-- Start of MATERIAL PROVIDED --

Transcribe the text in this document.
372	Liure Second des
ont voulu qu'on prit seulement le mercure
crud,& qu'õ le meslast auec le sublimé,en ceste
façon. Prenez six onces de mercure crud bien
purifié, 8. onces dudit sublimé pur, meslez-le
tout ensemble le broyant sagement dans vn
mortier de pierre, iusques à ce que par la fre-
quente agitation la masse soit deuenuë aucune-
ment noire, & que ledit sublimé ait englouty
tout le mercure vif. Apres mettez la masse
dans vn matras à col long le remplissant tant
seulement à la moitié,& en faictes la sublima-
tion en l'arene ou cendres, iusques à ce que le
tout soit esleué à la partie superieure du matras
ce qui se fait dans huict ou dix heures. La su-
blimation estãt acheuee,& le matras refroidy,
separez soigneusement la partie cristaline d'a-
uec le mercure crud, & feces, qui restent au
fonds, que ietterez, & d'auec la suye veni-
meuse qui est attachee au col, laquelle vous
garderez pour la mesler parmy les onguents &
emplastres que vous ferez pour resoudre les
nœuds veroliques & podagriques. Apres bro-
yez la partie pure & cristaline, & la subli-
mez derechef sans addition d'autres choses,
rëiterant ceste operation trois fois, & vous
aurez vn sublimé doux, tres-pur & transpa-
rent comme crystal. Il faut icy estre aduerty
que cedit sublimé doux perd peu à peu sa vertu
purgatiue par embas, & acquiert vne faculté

-- End of MATERIAL PROVIDED --
-- Start of MATERIAL PROVIDED --

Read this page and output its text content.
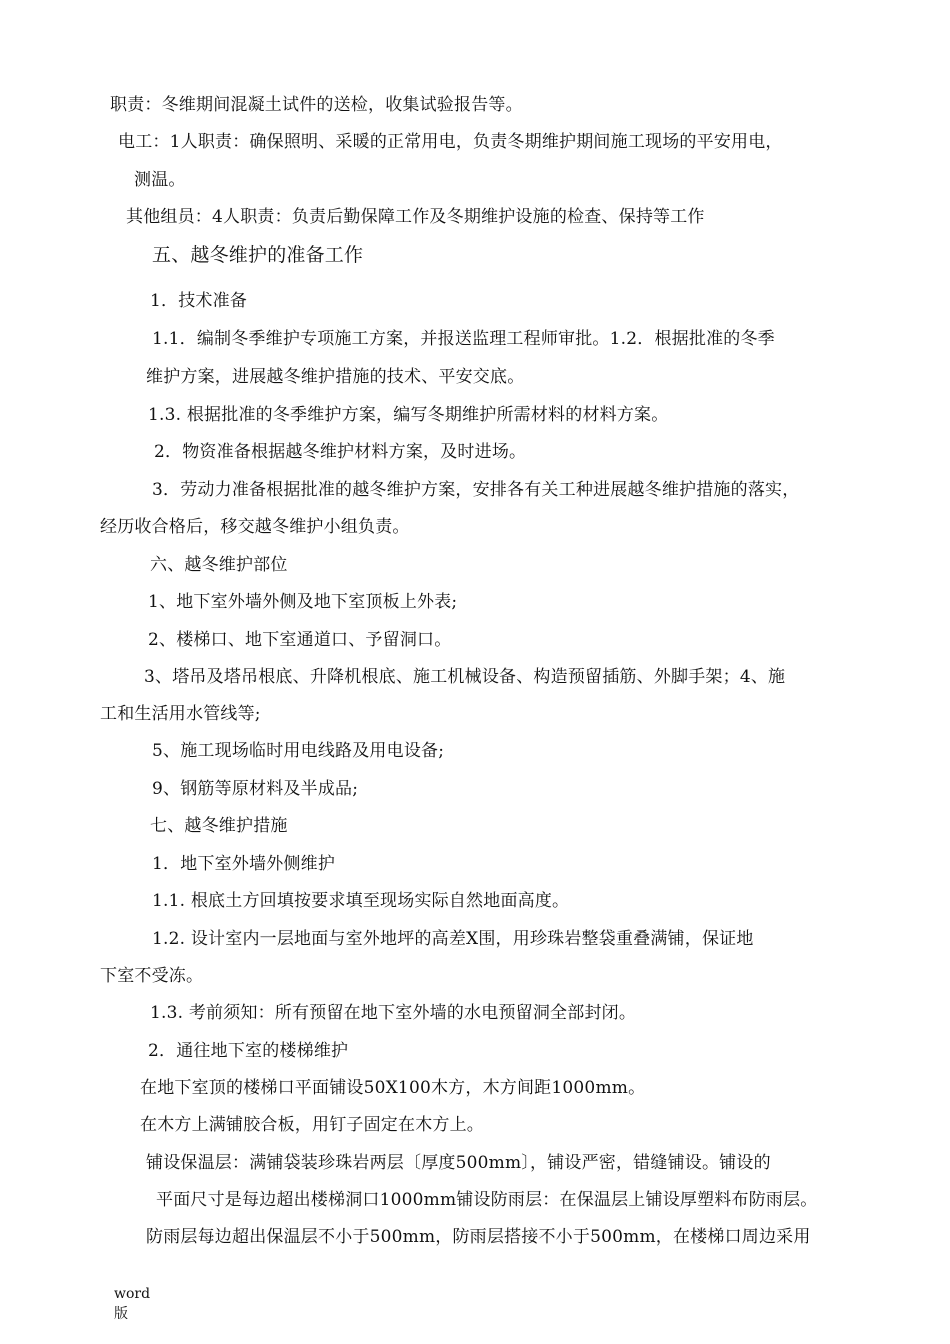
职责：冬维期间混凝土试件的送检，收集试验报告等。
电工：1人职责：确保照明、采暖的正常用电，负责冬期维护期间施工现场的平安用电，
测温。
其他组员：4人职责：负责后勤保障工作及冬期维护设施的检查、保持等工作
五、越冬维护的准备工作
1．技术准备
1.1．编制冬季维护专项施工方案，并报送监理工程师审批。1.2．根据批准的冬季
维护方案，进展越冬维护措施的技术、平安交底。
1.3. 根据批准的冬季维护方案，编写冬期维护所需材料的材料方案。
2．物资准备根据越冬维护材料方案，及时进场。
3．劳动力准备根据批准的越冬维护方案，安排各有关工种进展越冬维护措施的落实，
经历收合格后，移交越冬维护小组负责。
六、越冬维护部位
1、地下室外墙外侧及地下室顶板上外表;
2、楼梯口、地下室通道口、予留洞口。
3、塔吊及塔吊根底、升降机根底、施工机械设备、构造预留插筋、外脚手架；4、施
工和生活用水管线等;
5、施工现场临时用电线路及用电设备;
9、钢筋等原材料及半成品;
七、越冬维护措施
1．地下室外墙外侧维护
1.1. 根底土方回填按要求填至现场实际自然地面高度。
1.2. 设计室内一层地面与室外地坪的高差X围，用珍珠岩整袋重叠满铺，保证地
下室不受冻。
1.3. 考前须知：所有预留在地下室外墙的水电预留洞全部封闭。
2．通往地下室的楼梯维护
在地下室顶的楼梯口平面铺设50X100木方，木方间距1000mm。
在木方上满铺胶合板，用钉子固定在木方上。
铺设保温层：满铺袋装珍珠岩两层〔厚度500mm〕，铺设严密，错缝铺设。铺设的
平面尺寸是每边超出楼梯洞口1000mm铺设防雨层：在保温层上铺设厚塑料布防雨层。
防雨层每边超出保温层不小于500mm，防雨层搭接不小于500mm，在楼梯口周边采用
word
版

-- End of MATERIAL PROVIDED --

SHORT TASK -> Copy every line of the listing where the word "partie" appears.

FULL OUTPUT ->
tout soit esleué à la partie superieure du matras
separez soigneusement la partie cristaline d'a-
yez la partie pure & cristaline, & la subli-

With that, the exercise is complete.